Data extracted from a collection
Start
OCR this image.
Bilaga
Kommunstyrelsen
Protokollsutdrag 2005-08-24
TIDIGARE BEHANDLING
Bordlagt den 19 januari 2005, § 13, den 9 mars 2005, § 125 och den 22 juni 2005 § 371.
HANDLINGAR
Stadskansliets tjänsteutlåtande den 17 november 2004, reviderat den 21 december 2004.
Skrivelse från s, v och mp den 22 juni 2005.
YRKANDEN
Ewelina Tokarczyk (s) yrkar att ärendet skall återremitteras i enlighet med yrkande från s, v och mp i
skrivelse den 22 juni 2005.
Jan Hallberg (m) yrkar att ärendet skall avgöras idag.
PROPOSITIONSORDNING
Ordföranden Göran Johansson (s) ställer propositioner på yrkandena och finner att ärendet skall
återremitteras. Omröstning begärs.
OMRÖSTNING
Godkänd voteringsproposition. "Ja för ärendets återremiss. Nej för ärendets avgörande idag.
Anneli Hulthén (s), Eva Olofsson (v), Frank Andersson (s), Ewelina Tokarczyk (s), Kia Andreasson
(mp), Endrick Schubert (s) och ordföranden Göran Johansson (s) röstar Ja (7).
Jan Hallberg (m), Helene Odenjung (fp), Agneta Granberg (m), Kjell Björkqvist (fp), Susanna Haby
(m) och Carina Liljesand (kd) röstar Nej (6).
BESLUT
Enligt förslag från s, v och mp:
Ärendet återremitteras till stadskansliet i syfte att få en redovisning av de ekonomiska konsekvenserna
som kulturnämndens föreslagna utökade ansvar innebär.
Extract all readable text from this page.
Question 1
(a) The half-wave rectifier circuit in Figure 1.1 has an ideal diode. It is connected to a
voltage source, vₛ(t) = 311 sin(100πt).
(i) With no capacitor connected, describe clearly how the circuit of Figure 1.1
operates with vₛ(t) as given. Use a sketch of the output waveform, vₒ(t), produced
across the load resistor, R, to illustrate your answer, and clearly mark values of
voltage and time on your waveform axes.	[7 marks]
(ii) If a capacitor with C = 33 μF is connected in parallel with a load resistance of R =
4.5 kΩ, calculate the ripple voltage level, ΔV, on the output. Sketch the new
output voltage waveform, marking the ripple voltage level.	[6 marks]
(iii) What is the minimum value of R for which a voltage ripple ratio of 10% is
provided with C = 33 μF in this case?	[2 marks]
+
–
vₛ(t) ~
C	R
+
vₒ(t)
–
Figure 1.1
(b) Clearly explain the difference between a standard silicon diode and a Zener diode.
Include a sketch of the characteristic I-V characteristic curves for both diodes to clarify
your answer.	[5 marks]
End
▶ [PROBLEM DESCRIPTION]: Read through the entries and copy each line in which "level" appears.

▶ [TASK OUTPUT]:
4.5 kΩ, calculate the ripple voltage level, ΔV, on the output. Sketch the new
output voltage waveform, marking the ripple voltage level.	[6 marks]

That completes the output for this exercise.